■ **Work instructions**: Read through the records below and copy each line that uses the word "JSON".

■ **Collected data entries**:
───
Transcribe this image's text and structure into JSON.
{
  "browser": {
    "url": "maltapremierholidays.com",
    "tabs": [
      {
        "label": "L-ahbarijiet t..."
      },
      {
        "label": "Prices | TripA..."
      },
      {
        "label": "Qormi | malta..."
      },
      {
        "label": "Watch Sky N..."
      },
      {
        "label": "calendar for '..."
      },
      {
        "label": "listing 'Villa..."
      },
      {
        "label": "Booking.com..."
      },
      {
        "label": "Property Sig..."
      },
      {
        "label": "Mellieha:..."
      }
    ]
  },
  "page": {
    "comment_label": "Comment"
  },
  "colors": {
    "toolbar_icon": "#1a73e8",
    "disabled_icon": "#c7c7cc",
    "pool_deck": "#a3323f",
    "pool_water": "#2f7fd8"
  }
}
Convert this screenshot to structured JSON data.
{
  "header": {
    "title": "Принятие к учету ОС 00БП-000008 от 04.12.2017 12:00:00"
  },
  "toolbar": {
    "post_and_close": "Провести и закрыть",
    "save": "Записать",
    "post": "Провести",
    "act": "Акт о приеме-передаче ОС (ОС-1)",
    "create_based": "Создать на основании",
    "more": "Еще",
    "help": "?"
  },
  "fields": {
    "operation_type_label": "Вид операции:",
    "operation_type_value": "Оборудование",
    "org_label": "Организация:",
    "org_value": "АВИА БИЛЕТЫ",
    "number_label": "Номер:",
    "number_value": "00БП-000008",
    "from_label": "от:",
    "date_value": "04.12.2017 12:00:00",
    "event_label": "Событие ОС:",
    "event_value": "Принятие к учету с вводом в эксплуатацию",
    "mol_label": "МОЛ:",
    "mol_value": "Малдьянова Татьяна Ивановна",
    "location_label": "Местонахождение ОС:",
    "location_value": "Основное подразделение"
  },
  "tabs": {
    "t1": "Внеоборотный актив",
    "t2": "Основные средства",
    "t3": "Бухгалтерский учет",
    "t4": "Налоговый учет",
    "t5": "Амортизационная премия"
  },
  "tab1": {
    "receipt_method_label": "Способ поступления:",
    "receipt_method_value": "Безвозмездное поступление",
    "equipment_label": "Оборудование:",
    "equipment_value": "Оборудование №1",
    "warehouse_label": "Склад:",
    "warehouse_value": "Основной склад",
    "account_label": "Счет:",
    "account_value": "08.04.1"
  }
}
───
■ **Solution to this problem**:
Transcribe this image's text and structure into JSON.
Convert this screenshot to structured JSON data.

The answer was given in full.